### Stated task
Single out the lines that include the word "progress". Copy them.
● ● ●
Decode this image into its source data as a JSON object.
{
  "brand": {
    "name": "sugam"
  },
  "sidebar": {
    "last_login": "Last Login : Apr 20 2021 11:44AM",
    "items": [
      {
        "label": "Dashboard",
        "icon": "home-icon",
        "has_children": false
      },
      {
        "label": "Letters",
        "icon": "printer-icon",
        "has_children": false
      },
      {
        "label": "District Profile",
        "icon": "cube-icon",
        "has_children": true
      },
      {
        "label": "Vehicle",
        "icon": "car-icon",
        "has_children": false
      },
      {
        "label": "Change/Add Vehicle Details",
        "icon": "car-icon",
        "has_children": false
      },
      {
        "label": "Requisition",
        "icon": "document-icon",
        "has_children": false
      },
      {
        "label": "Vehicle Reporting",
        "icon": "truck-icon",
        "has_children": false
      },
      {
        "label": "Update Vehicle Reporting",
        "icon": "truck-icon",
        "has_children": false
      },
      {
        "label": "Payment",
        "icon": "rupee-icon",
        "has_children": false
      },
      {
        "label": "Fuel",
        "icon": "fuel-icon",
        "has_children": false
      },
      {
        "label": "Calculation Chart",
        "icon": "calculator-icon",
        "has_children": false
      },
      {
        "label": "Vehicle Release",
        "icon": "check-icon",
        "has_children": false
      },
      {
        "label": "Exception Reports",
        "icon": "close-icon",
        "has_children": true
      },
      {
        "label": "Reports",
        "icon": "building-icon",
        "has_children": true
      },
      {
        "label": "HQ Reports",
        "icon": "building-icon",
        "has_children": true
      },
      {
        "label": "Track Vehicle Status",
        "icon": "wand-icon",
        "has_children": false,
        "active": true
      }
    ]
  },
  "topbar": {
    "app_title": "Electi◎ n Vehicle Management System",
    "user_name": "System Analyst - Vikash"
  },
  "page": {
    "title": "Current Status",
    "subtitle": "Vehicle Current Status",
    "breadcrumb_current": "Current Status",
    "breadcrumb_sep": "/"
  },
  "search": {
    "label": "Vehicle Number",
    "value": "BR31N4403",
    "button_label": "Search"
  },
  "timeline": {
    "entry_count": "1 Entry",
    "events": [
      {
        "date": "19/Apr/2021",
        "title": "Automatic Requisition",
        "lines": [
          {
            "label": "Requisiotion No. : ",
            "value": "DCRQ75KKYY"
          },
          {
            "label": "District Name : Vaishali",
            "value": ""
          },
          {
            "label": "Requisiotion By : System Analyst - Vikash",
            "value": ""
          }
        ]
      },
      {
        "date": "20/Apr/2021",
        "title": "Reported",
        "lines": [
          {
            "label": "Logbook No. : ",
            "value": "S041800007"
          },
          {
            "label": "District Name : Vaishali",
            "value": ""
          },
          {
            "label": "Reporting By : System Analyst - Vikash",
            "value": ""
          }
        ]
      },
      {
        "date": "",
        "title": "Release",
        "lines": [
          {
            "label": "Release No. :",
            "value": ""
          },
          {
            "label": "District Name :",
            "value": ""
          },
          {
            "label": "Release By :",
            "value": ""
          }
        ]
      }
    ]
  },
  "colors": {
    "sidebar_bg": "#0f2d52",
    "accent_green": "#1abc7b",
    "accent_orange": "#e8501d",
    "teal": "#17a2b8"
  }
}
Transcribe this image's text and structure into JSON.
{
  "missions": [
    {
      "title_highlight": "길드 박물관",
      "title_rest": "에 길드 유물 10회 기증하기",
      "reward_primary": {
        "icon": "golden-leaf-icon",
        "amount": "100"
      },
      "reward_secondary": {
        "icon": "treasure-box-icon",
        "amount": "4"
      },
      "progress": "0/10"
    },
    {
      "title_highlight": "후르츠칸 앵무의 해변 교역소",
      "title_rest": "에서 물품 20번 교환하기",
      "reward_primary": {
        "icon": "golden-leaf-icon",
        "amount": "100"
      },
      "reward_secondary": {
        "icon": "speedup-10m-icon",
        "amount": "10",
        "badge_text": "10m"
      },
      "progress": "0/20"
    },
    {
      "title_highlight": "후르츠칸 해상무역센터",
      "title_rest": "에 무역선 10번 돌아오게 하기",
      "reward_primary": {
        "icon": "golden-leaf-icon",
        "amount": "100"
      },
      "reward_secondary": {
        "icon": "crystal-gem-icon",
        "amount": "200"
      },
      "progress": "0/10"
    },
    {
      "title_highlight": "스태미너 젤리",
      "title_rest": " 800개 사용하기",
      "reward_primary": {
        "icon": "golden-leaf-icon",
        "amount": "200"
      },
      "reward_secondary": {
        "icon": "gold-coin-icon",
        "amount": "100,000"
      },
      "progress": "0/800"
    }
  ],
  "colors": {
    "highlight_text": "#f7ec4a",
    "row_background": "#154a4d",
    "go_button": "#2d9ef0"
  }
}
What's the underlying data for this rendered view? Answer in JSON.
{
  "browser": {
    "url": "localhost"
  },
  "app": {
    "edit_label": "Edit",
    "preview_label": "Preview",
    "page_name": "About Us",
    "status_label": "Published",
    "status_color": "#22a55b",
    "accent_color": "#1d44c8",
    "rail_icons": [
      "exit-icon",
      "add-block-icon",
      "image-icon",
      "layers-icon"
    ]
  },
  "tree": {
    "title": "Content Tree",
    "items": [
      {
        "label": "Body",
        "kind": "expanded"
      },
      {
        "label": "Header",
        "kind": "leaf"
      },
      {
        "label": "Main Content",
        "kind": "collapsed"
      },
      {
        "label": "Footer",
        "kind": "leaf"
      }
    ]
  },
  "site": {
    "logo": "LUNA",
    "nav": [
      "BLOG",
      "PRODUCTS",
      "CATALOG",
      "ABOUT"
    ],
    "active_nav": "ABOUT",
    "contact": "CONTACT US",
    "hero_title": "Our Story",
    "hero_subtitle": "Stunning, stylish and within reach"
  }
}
● ● ●
### Written reply
      "progress": "0/10"
      "progress": "0/20"
      "progress": "0/10"
      "progress": "0/800"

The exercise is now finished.